> [What the exercise asks]:
Check each line of the records for "kunde"; collect those that have it.

> [Input rows]:
— BEGIN —
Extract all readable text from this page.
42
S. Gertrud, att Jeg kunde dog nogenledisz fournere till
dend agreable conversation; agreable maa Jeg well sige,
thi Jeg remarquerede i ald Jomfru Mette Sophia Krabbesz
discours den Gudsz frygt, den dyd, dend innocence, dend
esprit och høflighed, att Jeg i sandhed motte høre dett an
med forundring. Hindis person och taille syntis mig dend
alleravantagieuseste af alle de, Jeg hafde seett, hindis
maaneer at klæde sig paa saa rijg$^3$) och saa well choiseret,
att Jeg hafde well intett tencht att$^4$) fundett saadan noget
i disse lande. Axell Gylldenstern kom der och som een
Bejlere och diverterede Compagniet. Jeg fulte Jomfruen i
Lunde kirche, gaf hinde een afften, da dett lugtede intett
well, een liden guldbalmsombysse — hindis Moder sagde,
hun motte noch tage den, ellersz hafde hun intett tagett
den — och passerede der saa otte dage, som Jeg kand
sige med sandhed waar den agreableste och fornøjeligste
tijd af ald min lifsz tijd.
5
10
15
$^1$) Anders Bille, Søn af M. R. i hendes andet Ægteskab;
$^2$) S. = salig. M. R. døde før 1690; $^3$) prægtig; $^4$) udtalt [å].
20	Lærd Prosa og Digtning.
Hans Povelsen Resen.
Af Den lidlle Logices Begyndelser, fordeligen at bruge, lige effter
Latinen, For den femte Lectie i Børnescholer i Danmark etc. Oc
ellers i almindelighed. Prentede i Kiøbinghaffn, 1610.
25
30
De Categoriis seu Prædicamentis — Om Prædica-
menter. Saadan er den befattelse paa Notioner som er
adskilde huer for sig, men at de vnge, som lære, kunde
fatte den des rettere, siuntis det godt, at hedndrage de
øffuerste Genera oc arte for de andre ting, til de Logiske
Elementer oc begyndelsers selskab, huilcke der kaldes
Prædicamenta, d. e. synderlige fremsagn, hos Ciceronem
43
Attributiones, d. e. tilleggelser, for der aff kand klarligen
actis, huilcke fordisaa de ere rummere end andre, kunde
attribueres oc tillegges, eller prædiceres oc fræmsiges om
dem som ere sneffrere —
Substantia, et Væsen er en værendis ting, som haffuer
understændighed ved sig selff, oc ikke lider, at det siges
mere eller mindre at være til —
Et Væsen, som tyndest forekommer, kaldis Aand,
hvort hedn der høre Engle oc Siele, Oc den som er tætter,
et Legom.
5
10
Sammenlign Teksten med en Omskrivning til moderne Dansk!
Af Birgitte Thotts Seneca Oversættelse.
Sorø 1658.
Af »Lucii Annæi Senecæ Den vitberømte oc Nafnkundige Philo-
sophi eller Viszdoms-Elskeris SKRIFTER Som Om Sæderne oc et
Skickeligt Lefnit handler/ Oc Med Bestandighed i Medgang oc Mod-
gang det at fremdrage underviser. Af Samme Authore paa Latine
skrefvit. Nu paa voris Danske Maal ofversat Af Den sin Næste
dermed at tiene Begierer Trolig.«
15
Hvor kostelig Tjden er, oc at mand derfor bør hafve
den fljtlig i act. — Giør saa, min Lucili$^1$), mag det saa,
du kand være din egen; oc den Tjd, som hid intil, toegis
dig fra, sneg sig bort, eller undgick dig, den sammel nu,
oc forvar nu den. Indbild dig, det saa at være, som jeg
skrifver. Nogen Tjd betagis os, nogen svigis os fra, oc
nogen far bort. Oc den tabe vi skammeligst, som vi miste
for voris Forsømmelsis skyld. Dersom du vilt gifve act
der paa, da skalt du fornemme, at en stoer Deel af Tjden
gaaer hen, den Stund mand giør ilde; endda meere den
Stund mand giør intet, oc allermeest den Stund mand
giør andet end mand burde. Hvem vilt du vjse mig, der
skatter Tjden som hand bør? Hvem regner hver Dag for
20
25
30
— END —
> [Response to this exercise]:
S. Gertrud, att Jeg kunde dog nogenledisz fournere till
adskilde huer for sig, men at de vnge, som lære, kunde
actis, huilcke fordisaa de ere rummere end andre, kunde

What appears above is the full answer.